--- Stated problem ---
Transcribe each of the records below exactly, excluding all pictures.

Dataset rows
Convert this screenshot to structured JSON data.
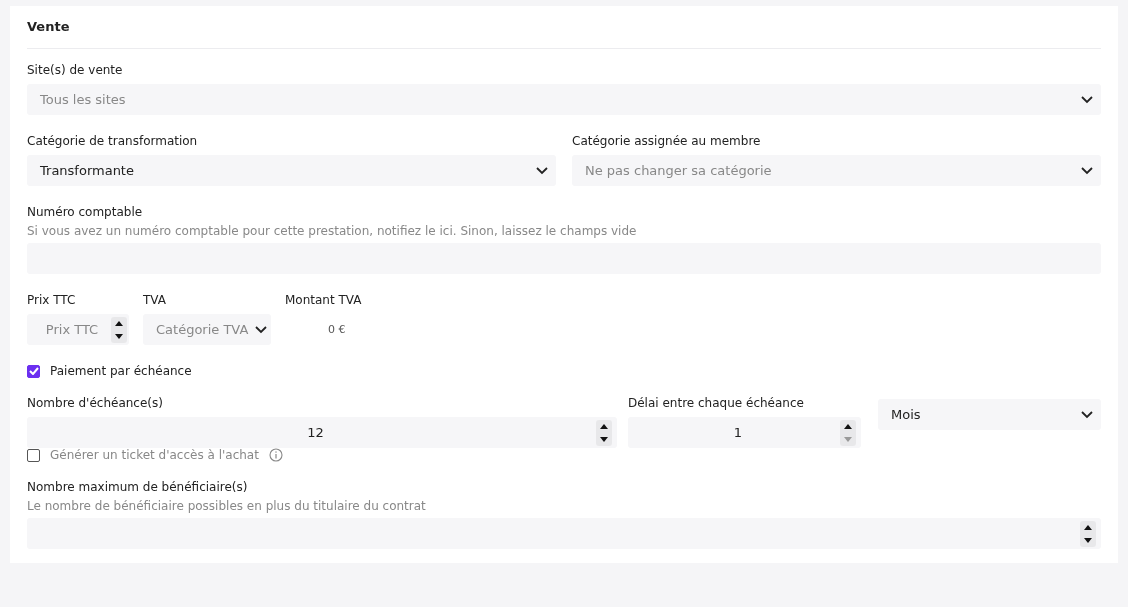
{
  "section": {
    "title": "Vente"
  },
  "sites": {
    "label": "Site(s) de vente",
    "placeholder": "Tous les sites"
  },
  "transformation": {
    "label": "Catégorie de transformation",
    "value": "Transformante"
  },
  "member_category": {
    "label": "Catégorie assignée au membre",
    "placeholder": "Ne pas changer sa catégorie"
  },
  "accounting_number": {
    "label": "Numéro comptable",
    "hint": "Si vous avez un numéro comptable pour cette prestation, notifiez le ici. Sinon, laissez le champs vide"
  },
  "price": {
    "label": "Prix TTC",
    "placeholder": "Prix TTC",
    "decrement_disabled": false
  },
  "vat": {
    "label": "TVA",
    "placeholder": "Catégorie TVA"
  },
  "vat_amount": {
    "label": "Montant TVA",
    "value": "0 €"
  },
  "installments_checkbox": {
    "label": "Paiement par échéance",
    "checked": true
  },
  "installments_count": {
    "label": "Nombre d'échéance(s)",
    "value": "12",
    "decrement_disabled": false
  },
  "installment_delay": {
    "label": "Délai entre chaque échéance",
    "value": "1",
    "decrement_disabled": true
  },
  "delay_unit": {
    "value": "Mois"
  },
  "ticket_checkbox": {
    "label": "Générer un ticket d'accès à l'achat",
    "checked": false
  },
  "max_beneficiaries": {
    "label": "Nombre maximum de bénéficiaire(s)",
    "hint": "Le nombre de bénéficiaire possibles en plus du titulaire du contrat",
    "decrement_disabled": false
  }
}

--- Output of the exercise ---
Convert this screenshot to structured JSON data.
{
  "section": {
    "title": "Vente"
  },
  "sites": {
    "label": "Site(s) de vente",
    "placeholder": "Tous les sites"
  },
  "transformation": {
    "label": "Catégorie de transformation",
    "value": "Transformante"
  },
  "member_category": {
    "label": "Catégorie assignée au membre",
    "placeholder": "Ne pas changer sa catégorie"
  },
  "accounting_number": {
    "label": "Numéro comptable",
    "hint": "Si vous avez un numéro comptable pour cette prestation, notifiez le ici. Sinon, laissez le champs vide"
  },
  "price": {
    "label": "Prix TTC",
    "placeholder": "Prix TTC",
    "decrement_disabled": false
  },
  "vat": {
    "label": "TVA",
    "placeholder": "Catégorie TVA"
  },
  "vat_amount": {
    "label": "Montant TVA",
    "value": "0 €"
  },
  "installments_checkbox": {
    "label": "Paiement par échéance",
    "checked": true
  },
  "installments_count": {
    "label": "Nombre d'échéance(s)",
    "value": "12",
    "decrement_disabled": false
  },
  "installment_delay": {
    "label": "Délai entre chaque échéance",
    "value": "1",
    "decrement_disabled": true
  },
  "delay_unit": {
    "value": "Mois"
  },
  "ticket_checkbox": {
    "label": "Générer un ticket d'accès à l'achat",
    "checked": false
  },
  "max_beneficiaries": {
    "label": "Nombre maximum de bénéficiaire(s)",
    "hint": "Le nombre de bénéficiaire possibles en plus du titulaire du contrat",
    "decrement_disabled": false
  }
}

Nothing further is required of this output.